▶ Data shown:
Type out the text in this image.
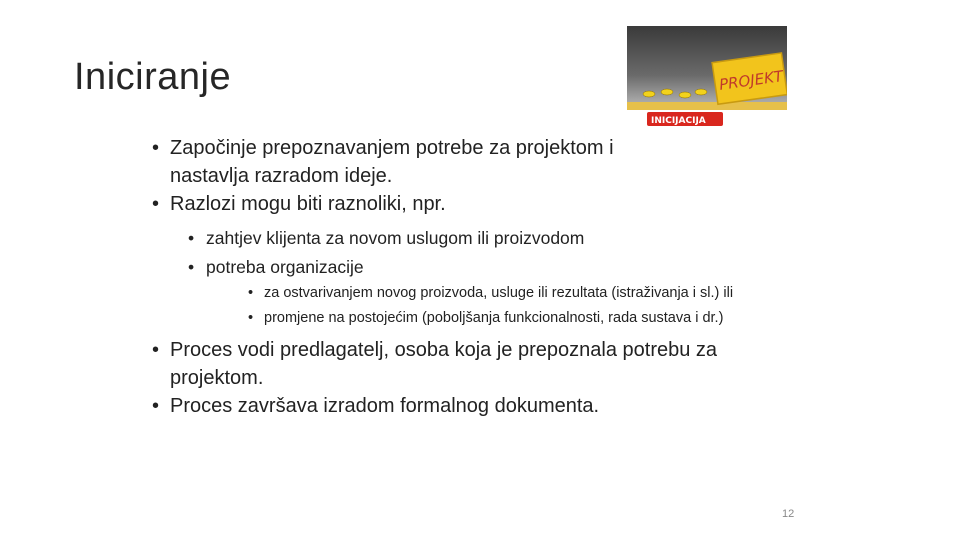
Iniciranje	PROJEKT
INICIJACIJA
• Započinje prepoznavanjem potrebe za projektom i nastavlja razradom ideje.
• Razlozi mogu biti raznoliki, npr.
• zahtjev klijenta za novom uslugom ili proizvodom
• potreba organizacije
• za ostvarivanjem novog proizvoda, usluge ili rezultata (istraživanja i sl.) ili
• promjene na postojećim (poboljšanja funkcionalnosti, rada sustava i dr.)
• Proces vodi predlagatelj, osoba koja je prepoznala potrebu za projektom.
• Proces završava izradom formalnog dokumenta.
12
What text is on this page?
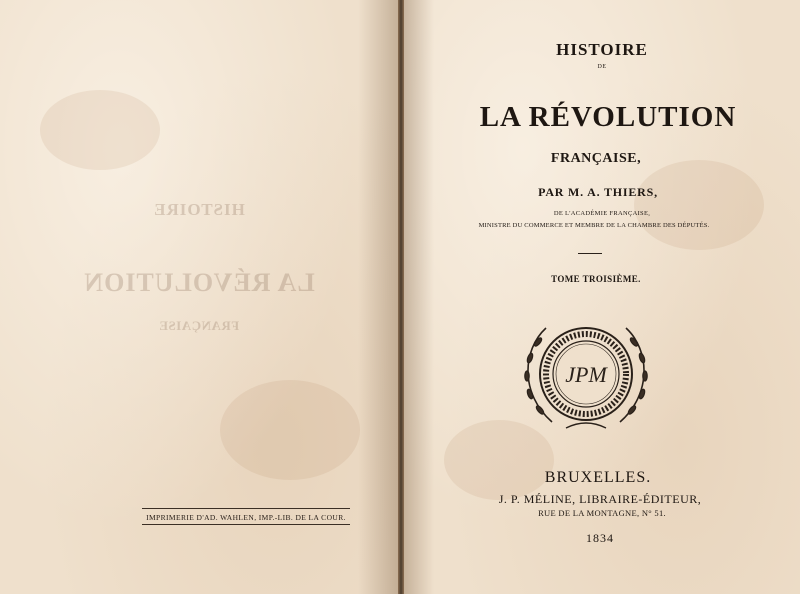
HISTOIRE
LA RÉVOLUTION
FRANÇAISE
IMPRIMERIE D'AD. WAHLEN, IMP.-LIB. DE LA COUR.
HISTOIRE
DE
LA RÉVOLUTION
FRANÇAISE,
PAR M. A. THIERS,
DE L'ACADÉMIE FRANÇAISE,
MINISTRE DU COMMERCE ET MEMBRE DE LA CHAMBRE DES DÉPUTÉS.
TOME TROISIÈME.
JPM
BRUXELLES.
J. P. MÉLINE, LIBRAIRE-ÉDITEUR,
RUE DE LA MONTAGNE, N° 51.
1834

▶ Objective:
Repeat each entry exactly as given; no pictures belong in the copy.

▶ Task output:
Type out the text in this image.
Iniciranje	PROJEKT
INICIJACIJA
• Započinje prepoznavanjem potrebe za projektom i nastavlja razradom ideje.
• Razlozi mogu biti raznoliki, npr.
• zahtjev klijenta za novom uslugom ili proizvodom
• potreba organizacije
• za ostvarivanjem novog proizvoda, usluge ili rezultata (istraživanja i sl.) ili
• promjene na postojećim (poboljšanja funkcionalnosti, rada sustava i dr.)
• Proces vodi predlagatelj, osoba koja je prepoznala potrebu za projektom.
• Proces završava izradom formalnog dokumenta.
12
What text is on this page?
HISTOIRE
LA RÉVOLUTION
FRANÇAISE
IMPRIMERIE D'AD. WAHLEN, IMP.-LIB. DE LA COUR.
HISTOIRE
DE
LA RÉVOLUTION
FRANÇAISE,
PAR M. A. THIERS,
DE L'ACADÉMIE FRANÇAISE,
MINISTRE DU COMMERCE ET MEMBRE DE LA CHAMBRE DES DÉPUTÉS.
TOME TROISIÈME.
JPM
BRUXELLES.
J. P. MÉLINE, LIBRAIRE-ÉDITEUR,
RUE DE LA MONTAGNE, N° 51.
1834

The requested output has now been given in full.